The data —
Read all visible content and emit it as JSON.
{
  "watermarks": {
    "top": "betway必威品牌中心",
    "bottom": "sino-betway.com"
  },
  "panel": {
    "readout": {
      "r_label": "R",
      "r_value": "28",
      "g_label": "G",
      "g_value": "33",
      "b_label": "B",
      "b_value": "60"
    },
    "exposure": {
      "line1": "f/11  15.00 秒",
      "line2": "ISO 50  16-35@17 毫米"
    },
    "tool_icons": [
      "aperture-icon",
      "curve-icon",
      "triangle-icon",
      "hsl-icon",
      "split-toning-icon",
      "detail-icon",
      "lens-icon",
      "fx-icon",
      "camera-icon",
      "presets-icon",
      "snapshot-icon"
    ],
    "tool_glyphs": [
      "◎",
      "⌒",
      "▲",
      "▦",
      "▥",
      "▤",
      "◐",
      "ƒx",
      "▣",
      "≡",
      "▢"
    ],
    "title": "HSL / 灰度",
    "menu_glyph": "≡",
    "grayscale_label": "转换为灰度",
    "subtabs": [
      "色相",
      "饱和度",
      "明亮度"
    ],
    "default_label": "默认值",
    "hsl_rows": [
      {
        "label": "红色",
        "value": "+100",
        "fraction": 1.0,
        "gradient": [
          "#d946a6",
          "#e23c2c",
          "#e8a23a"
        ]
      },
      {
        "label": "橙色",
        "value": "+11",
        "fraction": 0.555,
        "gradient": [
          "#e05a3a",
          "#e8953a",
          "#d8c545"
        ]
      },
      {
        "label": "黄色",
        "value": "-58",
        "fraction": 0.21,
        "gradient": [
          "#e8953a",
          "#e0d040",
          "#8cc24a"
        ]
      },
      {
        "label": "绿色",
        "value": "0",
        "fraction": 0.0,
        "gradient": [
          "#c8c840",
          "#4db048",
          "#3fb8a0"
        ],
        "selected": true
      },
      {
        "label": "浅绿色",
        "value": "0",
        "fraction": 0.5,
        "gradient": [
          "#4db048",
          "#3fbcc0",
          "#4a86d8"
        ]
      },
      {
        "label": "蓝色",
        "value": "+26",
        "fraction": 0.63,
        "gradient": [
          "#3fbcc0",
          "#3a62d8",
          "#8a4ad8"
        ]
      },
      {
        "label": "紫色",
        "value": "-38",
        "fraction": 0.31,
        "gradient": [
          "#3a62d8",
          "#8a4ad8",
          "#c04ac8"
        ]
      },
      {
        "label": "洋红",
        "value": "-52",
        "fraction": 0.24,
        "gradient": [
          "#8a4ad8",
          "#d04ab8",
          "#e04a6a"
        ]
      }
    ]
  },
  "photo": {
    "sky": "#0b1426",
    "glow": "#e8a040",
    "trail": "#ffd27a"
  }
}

Instructions for the task —
Above are some records; extract every one of them exactly.

Result for this exercise —
Read all visible content and emit it as JSON.
{
  "watermarks": {
    "top": "betway必威品牌中心",
    "bottom": "sino-betway.com"
  },
  "panel": {
    "readout": {
      "r_label": "R",
      "r_value": "28",
      "g_label": "G",
      "g_value": "33",
      "b_label": "B",
      "b_value": "60"
    },
    "exposure": {
      "line1": "f/11  15.00 秒",
      "line2": "ISO 50  16-35@17 毫米"
    },
    "tool_icons": [
      "aperture-icon",
      "curve-icon",
      "triangle-icon",
      "hsl-icon",
      "split-toning-icon",
      "detail-icon",
      "lens-icon",
      "fx-icon",
      "camera-icon",
      "presets-icon",
      "snapshot-icon"
    ],
    "tool_glyphs": [
      "◎",
      "⌒",
      "▲",
      "▦",
      "▥",
      "▤",
      "◐",
      "ƒx",
      "▣",
      "≡",
      "▢"
    ],
    "title": "HSL / 灰度",
    "menu_glyph": "≡",
    "grayscale_label": "转换为灰度",
    "subtabs": [
      "色相",
      "饱和度",
      "明亮度"
    ],
    "default_label": "默认值",
    "hsl_rows": [
      {
        "label": "红色",
        "value": "+100",
        "fraction": 1.0,
        "gradient": [
          "#d946a6",
          "#e23c2c",
          "#e8a23a"
        ]
      },
      {
        "label": "橙色",
        "value": "+11",
        "fraction": 0.555,
        "gradient": [
          "#e05a3a",
          "#e8953a",
          "#d8c545"
        ]
      },
      {
        "label": "黄色",
        "value": "-58",
        "fraction": 0.21,
        "gradient": [
          "#e8953a",
          "#e0d040",
          "#8cc24a"
        ]
      },
      {
        "label": "绿色",
        "value": "0",
        "fraction": 0.0,
        "gradient": [
          "#c8c840",
          "#4db048",
          "#3fb8a0"
        ],
        "selected": true
      },
      {
        "label": "浅绿色",
        "value": "0",
        "fraction": 0.5,
        "gradient": [
          "#4db048",
          "#3fbcc0",
          "#4a86d8"
        ]
      },
      {
        "label": "蓝色",
        "value": "+26",
        "fraction": 0.63,
        "gradient": [
          "#3fbcc0",
          "#3a62d8",
          "#8a4ad8"
        ]
      },
      {
        "label": "紫色",
        "value": "-38",
        "fraction": 0.31,
        "gradient": [
          "#3a62d8",
          "#8a4ad8",
          "#c04ac8"
        ]
      },
      {
        "label": "洋红",
        "value": "-52",
        "fraction": 0.24,
        "gradient": [
          "#8a4ad8",
          "#d04ab8",
          "#e04a6a"
        ]
      }
    ]
  },
  "photo": {
    "sky": "#0b1426",
    "glow": "#e8a040",
    "trail": "#ffd27a"
  }
}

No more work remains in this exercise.